• [TASK OBJECTIVE] Pick out each line with the word "Introduce" from the material that follows.

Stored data
================

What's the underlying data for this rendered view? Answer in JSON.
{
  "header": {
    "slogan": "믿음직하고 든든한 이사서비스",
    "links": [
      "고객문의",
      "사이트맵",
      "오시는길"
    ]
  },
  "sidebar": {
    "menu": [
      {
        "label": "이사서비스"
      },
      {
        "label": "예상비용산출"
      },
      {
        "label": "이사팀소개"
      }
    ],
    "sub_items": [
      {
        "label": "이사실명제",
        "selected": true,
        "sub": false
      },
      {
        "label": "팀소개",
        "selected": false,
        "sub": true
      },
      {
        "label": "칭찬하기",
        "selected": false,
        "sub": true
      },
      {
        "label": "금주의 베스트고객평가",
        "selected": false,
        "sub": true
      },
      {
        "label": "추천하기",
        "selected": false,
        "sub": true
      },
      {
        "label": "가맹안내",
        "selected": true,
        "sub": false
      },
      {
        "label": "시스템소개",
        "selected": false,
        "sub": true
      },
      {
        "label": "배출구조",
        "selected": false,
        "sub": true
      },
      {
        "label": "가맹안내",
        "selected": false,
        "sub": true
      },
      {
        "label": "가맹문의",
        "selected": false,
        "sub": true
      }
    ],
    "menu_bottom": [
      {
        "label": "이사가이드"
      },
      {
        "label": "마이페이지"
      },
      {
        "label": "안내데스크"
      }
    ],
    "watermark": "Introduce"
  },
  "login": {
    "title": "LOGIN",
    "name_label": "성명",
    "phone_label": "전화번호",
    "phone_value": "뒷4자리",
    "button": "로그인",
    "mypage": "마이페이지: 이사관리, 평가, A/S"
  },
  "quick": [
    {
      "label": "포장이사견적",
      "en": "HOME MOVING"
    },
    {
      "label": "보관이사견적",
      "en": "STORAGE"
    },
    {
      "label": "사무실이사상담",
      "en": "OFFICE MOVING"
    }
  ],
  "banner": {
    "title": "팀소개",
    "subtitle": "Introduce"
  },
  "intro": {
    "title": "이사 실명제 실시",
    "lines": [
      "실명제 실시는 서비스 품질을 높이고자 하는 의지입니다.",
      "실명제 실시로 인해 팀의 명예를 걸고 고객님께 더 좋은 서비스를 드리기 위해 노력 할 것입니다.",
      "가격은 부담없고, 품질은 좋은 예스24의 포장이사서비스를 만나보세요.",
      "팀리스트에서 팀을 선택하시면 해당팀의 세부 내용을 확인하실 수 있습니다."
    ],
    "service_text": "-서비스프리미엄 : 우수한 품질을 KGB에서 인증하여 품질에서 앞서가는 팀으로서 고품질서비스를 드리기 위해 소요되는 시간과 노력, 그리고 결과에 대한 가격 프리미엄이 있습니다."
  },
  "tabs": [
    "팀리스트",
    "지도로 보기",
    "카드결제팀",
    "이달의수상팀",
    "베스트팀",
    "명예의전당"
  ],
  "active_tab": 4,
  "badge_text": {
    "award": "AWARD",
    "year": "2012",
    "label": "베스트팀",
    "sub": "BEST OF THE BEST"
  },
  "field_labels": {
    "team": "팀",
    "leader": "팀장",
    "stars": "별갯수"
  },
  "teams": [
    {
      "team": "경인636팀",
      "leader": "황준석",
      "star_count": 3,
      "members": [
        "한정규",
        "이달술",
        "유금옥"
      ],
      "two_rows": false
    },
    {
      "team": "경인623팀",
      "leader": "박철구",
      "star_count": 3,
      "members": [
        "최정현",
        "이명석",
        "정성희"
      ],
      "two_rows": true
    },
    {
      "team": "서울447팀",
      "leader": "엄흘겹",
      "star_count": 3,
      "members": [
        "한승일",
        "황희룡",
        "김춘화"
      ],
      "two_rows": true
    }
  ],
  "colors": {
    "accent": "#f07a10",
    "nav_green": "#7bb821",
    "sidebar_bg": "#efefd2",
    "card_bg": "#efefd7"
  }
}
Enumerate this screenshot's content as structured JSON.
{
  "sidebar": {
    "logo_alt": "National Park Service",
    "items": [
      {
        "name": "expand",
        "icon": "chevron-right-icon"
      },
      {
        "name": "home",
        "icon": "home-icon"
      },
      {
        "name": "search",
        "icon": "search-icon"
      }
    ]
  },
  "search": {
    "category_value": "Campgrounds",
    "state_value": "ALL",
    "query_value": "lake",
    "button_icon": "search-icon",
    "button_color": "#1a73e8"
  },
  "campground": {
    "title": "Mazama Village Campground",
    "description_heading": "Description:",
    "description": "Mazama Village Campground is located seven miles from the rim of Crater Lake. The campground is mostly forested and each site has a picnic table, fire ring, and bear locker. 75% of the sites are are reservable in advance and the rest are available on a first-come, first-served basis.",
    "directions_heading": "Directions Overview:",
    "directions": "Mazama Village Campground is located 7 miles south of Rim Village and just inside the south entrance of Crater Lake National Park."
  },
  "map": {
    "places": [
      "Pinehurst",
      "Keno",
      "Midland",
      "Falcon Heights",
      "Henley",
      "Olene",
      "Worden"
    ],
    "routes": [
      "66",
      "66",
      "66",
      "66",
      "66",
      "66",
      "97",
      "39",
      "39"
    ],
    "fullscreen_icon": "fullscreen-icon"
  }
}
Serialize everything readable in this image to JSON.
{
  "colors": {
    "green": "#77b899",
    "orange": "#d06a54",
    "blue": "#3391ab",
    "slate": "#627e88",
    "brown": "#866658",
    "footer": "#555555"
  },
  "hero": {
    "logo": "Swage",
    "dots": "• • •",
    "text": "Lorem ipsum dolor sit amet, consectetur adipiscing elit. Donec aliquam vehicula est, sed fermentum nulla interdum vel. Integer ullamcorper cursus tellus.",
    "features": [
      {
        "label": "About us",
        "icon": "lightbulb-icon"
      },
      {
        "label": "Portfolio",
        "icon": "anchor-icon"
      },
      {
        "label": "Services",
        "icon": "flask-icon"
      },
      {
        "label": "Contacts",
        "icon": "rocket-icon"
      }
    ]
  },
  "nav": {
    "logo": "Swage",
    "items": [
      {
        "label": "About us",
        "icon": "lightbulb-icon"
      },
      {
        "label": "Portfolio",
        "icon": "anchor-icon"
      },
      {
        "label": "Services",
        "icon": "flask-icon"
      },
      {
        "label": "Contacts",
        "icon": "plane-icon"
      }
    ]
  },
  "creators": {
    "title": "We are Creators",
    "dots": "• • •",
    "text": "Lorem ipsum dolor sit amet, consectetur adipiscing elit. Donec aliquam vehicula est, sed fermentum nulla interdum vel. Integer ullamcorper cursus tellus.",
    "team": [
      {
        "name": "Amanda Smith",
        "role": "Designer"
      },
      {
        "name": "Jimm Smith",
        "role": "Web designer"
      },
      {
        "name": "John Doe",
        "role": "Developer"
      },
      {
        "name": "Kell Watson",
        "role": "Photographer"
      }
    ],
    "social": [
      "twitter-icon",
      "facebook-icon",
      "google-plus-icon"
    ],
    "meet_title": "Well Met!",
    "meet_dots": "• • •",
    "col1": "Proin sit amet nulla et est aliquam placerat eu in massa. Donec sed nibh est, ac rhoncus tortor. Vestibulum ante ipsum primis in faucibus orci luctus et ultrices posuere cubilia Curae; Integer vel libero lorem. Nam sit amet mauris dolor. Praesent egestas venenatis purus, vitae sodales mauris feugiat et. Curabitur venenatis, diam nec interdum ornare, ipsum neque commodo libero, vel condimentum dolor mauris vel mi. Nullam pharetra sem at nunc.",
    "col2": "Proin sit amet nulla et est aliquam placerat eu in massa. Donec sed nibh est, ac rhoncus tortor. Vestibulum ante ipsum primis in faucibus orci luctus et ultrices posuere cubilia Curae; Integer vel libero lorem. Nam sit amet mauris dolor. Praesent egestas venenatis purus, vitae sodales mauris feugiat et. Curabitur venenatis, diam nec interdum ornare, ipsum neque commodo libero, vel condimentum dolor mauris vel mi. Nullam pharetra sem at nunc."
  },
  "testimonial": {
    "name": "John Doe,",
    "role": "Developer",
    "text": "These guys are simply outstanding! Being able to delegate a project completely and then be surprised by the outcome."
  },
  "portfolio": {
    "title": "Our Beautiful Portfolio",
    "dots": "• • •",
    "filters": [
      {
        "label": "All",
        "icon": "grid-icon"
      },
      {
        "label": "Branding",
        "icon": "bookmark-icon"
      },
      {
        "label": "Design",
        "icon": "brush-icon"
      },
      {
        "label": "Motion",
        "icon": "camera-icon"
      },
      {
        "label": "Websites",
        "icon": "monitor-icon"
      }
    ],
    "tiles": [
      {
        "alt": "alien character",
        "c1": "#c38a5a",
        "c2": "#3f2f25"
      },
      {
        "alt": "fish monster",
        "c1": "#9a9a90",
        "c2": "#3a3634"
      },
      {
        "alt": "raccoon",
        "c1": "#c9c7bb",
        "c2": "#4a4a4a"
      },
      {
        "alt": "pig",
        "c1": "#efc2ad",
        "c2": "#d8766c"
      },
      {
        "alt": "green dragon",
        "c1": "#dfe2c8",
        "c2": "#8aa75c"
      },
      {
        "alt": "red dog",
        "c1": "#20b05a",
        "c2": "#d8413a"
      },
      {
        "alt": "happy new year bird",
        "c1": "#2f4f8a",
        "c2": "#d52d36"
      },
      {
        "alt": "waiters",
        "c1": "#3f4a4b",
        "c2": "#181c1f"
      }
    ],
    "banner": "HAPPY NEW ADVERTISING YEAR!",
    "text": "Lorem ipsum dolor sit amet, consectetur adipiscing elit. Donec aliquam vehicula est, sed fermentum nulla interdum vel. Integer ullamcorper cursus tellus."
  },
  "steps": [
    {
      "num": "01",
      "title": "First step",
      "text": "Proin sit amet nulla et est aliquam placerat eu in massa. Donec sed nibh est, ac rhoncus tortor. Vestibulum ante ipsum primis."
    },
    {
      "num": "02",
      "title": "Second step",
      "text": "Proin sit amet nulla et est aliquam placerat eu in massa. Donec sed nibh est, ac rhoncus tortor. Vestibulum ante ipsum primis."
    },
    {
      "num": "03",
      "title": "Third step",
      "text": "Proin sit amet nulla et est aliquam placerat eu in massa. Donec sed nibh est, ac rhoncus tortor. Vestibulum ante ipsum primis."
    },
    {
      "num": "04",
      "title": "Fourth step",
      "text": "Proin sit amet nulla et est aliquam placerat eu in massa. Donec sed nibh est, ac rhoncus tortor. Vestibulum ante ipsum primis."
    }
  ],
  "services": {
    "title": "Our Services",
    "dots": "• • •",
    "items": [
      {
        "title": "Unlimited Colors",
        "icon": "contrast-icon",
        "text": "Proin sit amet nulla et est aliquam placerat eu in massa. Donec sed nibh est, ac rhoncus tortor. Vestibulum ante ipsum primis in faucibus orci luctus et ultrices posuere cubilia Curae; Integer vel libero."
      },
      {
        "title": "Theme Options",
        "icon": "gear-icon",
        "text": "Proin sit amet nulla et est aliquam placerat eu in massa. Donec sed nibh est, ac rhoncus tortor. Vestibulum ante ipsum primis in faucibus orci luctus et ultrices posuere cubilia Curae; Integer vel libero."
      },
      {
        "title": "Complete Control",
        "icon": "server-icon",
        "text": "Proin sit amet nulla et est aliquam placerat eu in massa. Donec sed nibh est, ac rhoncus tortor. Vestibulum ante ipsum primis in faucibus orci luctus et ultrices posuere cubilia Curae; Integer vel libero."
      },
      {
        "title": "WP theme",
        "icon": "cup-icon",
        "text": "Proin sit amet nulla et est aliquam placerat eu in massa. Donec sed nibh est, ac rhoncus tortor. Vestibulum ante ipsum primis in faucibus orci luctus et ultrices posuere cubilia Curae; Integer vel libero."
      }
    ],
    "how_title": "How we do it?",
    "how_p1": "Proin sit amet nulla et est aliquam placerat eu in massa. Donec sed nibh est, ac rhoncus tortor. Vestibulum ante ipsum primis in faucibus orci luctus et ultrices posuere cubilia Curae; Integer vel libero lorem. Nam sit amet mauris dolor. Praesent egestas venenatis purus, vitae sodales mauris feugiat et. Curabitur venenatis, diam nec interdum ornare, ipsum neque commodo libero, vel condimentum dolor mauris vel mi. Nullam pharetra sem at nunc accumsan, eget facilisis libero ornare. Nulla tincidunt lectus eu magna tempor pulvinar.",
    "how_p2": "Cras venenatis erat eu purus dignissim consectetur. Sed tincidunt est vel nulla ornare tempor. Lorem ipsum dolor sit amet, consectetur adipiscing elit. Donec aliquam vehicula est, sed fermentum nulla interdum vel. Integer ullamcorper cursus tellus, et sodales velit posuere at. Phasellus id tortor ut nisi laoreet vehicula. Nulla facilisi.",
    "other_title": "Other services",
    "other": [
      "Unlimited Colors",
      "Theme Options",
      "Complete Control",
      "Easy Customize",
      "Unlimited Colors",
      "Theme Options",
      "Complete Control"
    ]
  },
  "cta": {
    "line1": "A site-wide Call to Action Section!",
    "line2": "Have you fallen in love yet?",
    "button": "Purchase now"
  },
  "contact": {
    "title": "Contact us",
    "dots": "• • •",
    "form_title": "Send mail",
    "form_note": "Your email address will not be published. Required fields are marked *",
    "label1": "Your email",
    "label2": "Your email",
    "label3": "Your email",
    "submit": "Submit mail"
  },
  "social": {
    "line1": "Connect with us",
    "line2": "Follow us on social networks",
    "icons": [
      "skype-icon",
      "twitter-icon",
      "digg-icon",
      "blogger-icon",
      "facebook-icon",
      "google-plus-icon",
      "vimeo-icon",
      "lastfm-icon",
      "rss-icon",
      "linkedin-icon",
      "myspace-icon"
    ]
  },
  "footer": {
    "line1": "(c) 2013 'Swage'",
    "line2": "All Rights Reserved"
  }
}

================

• [ANSWER TO THIS TASK]
    "watermark": "Introduce"
    "subtitle": "Introduce"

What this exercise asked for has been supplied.